- JOB -
Output the records exactly. Include every line.

━━ MATERIAL SUPPLIED

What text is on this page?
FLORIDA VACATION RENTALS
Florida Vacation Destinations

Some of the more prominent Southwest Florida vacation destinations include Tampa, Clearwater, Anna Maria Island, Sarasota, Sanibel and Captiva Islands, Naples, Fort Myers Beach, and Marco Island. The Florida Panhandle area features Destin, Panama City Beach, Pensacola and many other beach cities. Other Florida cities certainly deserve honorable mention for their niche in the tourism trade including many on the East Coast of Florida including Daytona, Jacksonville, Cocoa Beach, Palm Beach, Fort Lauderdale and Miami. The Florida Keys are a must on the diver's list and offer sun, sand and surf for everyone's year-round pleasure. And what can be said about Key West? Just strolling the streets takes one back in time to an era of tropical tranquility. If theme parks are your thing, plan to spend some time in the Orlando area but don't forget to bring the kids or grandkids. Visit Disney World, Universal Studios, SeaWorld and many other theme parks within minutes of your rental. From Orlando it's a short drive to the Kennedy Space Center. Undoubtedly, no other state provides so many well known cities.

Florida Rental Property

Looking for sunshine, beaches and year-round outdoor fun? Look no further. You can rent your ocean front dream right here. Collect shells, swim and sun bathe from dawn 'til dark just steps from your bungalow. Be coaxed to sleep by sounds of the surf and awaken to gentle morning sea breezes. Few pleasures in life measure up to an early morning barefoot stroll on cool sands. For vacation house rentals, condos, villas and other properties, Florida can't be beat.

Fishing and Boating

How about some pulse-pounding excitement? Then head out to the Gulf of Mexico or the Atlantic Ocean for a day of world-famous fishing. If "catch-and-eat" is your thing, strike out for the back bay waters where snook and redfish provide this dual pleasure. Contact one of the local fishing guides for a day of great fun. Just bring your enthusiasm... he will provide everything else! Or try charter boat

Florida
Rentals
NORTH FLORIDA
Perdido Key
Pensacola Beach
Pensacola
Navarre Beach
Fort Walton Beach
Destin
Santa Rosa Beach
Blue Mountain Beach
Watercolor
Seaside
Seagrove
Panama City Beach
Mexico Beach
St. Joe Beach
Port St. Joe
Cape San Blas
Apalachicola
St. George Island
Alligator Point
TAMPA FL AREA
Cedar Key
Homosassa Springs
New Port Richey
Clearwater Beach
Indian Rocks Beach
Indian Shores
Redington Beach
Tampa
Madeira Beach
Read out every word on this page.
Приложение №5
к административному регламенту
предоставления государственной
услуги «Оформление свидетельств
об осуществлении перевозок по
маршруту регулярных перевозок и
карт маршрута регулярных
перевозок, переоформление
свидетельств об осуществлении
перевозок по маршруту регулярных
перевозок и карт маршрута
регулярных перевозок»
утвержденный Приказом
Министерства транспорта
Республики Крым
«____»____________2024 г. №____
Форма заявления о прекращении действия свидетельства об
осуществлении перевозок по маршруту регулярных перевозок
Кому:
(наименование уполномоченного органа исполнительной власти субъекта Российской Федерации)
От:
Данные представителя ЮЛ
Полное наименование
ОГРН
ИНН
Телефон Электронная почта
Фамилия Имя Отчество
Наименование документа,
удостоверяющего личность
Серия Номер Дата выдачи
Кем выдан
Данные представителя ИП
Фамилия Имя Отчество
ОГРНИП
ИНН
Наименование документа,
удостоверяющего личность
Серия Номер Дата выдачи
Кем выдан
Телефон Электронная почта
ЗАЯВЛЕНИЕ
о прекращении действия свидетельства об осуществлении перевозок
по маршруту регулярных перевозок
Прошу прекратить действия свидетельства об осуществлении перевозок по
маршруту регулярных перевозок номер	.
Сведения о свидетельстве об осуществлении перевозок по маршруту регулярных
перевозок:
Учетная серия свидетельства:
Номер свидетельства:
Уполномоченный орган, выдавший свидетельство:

━━━━

- THE ANSWER -
What text is on this page?
FLORIDA VACATION RENTALS
Florida Vacation Destinations

Some of the more prominent Southwest Florida vacation destinations include Tampa, Clearwater, Anna Maria Island, Sarasota, Sanibel and Captiva Islands, Naples, Fort Myers Beach, and Marco Island. The Florida Panhandle area features Destin, Panama City Beach, Pensacola and many other beach cities. Other Florida cities certainly deserve honorable mention for their niche in the tourism trade including many on the East Coast of Florida including Daytona, Jacksonville, Cocoa Beach, Palm Beach, Fort Lauderdale and Miami. The Florida Keys are a must on the diver's list and offer sun, sand and surf for everyone's year-round pleasure. And what can be said about Key West? Just strolling the streets takes one back in time to an era of tropical tranquility. If theme parks are your thing, plan to spend some time in the Orlando area but don't forget to bring the kids or grandkids. Visit Disney World, Universal Studios, SeaWorld and many other theme parks within minutes of your rental. From Orlando it's a short drive to the Kennedy Space Center. Undoubtedly, no other state provides so many well known cities.

Florida Rental Property

Looking for sunshine, beaches and year-round outdoor fun? Look no further. You can rent your ocean front dream right here. Collect shells, swim and sun bathe from dawn 'til dark just steps from your bungalow. Be coaxed to sleep by sounds of the surf and awaken to gentle morning sea breezes. Few pleasures in life measure up to an early morning barefoot stroll on cool sands. For vacation house rentals, condos, villas and other properties, Florida can't be beat.

Fishing and Boating

How about some pulse-pounding excitement? Then head out to the Gulf of Mexico or the Atlantic Ocean for a day of world-famous fishing. If "catch-and-eat" is your thing, strike out for the back bay waters where snook and redfish provide this dual pleasure. Contact one of the local fishing guides for a day of great fun. Just bring your enthusiasm... he will provide everything else! Or try charter boat

Florida
Rentals
NORTH FLORIDA
Perdido Key
Pensacola Beach
Pensacola
Navarre Beach
Fort Walton Beach
Destin
Santa Rosa Beach
Blue Mountain Beach
Watercolor
Seaside
Seagrove
Panama City Beach
Mexico Beach
St. Joe Beach
Port St. Joe
Cape San Blas
Apalachicola
St. George Island
Alligator Point
TAMPA FL AREA
Cedar Key
Homosassa Springs
New Port Richey
Clearwater Beach
Indian Rocks Beach
Indian Shores
Redington Beach
Tampa
Madeira Beach
Read out every word on this page.
Приложение №5
к административному регламенту
предоставления государственной
услуги «Оформление свидетельств
об осуществлении перевозок по
маршруту регулярных перевозок и
карт маршрута регулярных
перевозок, переоформление
свидетельств об осуществлении
перевозок по маршруту регулярных
перевозок и карт маршрута
регулярных перевозок»
утвержденный Приказом
Министерства транспорта
Республики Крым
«____»____________2024 г. №____
Форма заявления о прекращении действия свидетельства об
осуществлении перевозок по маршруту регулярных перевозок
Кому:
(наименование уполномоченного органа исполнительной власти субъекта Российской Федерации)
От:
Данные представителя ЮЛ
Полное наименование
ОГРН
ИНН
Телефон Электронная почта
Фамилия Имя Отчество
Наименование документа,
удостоверяющего личность
Серия Номер Дата выдачи
Кем выдан
Данные представителя ИП
Фамилия Имя Отчество
ОГРНИП
ИНН
Наименование документа,
удостоверяющего личность
Серия Номер Дата выдачи
Кем выдан
Телефон Электронная почта
ЗАЯВЛЕНИЕ
о прекращении действия свидетельства об осуществлении перевозок
по маршруту регулярных перевозок
Прошу прекратить действия свидетельства об осуществлении перевозок по
маршруту регулярных перевозок номер	.
Сведения о свидетельстве об осуществлении перевозок по маршруту регулярных
перевозок:
Учетная серия свидетельства:
Номер свидетельства:
Уполномоченный орган, выдавший свидетельство:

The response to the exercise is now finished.